[EXTRACTED DATA]
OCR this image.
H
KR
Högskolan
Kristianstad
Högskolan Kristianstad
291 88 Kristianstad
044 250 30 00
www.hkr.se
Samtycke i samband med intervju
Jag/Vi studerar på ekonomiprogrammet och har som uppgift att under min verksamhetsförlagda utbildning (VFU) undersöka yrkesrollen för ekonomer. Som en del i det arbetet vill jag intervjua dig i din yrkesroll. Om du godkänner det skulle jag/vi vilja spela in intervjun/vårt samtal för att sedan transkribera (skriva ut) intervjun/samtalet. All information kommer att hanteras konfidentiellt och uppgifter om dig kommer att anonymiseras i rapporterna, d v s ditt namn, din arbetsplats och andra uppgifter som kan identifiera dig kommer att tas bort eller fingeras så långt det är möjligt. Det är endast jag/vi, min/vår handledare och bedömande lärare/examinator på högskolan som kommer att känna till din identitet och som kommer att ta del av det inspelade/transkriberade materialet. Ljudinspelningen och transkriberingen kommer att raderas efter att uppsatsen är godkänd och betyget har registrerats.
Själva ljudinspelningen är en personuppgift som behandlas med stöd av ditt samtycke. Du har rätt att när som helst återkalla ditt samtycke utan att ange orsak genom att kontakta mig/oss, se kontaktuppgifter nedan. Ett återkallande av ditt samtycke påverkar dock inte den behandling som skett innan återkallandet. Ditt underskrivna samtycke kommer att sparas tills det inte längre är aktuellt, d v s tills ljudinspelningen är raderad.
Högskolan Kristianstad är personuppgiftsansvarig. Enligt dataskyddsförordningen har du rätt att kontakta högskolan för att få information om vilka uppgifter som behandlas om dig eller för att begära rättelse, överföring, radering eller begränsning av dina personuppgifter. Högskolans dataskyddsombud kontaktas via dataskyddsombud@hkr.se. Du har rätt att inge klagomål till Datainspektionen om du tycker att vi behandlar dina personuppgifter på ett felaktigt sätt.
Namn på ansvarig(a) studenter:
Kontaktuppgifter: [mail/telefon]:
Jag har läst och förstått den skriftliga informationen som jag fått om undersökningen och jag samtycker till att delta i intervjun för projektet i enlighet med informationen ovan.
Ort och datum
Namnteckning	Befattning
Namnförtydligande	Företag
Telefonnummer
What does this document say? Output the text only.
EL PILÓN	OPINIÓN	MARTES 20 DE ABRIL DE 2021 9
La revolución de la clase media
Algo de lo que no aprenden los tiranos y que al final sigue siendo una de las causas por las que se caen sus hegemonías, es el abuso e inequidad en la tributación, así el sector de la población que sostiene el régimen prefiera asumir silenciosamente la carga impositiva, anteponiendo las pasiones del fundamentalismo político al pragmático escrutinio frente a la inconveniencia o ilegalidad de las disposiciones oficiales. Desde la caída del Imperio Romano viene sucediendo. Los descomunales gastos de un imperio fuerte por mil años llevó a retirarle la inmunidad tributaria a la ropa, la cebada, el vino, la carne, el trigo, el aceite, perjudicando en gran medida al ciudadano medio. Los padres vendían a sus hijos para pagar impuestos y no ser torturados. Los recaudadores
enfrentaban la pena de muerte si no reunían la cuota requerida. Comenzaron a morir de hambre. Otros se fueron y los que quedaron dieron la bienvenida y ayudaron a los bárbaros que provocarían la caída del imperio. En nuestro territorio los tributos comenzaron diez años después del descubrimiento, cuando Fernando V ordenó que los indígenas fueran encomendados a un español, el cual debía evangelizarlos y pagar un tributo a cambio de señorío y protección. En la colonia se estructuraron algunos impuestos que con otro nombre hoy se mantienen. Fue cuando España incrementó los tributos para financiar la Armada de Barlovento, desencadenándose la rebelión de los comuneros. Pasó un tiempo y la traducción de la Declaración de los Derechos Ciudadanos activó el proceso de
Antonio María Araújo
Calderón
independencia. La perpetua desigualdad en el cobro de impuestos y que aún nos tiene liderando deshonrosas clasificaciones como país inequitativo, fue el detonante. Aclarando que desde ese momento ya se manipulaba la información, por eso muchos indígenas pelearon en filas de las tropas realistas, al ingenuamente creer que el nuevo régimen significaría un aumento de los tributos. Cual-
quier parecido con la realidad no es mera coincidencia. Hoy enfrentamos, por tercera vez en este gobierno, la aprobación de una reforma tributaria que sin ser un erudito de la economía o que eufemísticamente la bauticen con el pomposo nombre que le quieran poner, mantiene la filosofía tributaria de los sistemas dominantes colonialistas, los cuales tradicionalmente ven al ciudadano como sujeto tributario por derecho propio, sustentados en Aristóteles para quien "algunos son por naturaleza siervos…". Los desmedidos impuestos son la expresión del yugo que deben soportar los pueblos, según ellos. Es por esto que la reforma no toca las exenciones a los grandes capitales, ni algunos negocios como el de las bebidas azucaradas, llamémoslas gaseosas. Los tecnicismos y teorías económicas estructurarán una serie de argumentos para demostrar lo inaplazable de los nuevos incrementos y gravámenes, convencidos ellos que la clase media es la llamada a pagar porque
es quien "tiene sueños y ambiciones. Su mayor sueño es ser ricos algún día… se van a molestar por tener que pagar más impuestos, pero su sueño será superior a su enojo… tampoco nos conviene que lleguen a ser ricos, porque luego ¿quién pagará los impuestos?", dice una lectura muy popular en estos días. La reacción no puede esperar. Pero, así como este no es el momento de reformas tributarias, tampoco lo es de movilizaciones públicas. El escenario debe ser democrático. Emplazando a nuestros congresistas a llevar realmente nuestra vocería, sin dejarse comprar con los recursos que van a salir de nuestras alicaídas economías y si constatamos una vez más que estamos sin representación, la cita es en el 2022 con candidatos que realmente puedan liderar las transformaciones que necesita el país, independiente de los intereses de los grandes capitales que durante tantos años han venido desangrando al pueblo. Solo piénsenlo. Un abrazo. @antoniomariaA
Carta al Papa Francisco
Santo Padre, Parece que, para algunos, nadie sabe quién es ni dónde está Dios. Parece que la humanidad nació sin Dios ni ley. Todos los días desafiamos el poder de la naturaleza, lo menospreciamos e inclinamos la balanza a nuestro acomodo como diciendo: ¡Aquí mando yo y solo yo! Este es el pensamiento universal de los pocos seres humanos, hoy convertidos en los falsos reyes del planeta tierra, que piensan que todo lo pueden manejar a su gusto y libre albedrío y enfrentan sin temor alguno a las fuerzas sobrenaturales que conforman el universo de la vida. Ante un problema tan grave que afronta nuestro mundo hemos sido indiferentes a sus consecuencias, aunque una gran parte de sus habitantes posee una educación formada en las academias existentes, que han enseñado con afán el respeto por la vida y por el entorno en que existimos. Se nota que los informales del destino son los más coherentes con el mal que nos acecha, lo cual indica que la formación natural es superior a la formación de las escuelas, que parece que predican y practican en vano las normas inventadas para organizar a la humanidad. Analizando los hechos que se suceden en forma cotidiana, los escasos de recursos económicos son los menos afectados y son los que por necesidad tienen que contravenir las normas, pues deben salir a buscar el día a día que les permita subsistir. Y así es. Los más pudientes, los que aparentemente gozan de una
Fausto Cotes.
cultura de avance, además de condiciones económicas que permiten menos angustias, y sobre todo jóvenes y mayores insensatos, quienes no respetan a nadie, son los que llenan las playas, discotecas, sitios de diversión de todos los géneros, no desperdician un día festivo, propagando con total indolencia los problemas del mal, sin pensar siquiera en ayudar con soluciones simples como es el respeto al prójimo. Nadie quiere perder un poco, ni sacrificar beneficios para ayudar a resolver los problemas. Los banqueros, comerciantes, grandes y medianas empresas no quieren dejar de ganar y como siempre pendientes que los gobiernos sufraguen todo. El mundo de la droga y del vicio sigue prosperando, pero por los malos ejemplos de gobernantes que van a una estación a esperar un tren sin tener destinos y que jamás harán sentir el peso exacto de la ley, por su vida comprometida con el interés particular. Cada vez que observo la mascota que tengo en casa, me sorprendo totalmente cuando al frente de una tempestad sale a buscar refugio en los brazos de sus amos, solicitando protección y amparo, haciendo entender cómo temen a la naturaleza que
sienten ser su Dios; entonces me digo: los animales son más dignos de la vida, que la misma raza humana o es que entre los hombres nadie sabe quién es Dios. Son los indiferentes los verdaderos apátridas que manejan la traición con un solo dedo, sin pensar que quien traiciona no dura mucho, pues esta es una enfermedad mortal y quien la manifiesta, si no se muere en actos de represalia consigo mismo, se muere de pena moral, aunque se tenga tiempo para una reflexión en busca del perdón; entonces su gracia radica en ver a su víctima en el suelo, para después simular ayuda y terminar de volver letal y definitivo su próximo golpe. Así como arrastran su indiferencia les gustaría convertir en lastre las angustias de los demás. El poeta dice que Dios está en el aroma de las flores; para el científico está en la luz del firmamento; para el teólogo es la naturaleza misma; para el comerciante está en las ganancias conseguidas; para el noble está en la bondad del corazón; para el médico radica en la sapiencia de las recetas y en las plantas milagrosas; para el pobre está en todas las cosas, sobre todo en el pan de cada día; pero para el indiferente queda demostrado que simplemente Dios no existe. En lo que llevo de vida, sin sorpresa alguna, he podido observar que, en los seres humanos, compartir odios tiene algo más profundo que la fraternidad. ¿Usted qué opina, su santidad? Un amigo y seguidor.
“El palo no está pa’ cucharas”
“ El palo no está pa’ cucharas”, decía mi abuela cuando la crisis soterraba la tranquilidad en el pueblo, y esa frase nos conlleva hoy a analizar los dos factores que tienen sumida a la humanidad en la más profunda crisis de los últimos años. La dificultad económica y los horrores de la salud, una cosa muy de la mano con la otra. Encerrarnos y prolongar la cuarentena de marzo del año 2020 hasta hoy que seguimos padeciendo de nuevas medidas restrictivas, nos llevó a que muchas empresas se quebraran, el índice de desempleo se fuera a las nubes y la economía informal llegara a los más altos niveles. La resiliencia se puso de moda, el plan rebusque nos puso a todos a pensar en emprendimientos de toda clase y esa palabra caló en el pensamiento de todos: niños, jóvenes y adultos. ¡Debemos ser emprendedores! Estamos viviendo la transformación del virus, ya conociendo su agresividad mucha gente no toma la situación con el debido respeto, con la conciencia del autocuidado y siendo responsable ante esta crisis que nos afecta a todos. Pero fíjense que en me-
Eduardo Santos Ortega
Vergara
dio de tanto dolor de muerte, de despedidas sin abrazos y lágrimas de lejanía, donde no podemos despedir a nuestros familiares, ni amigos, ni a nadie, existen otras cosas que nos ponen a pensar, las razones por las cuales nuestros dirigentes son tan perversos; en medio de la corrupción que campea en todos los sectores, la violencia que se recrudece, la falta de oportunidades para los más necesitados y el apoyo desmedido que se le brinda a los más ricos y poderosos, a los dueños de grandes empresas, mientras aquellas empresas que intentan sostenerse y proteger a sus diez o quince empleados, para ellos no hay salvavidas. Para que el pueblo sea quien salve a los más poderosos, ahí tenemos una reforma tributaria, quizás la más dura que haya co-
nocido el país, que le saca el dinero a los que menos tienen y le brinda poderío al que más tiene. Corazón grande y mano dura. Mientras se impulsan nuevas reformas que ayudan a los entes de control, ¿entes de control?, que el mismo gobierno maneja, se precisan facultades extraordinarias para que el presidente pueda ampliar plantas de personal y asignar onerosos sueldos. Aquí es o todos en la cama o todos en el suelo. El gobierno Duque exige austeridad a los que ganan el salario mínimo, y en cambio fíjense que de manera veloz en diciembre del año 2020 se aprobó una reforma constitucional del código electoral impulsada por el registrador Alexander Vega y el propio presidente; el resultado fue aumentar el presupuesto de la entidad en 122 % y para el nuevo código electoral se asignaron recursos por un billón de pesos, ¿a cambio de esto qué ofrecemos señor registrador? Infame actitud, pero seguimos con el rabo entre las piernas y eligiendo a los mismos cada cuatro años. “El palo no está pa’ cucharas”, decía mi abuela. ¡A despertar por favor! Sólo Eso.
[/EXTRACTED DATA]
--- WORK ITEM ---
In the records above, find every line that contains the word "Kristianstad" and copy it.

--- OUTPUT OF THE TASK ---
Kristianstad
Högskolan Kristianstad
291 88 Kristianstad
Högskolan Kristianstad är personuppgiftsansvarig. Enligt dataskyddsförordningen har du rätt att kontakta högskolan för att få information om vilka uppgifter som behandlas om dig eller för att begära rättelse, överföring, radering eller begränsning av dina personuppgifter. Högskolans dataskyddsombud kontaktas via dataskyddsombud@hkr.se. Du har rätt att inge klagomål till Datainspektionen om du tycker att vi behandlar dina personuppgifter på ett felaktigt sätt.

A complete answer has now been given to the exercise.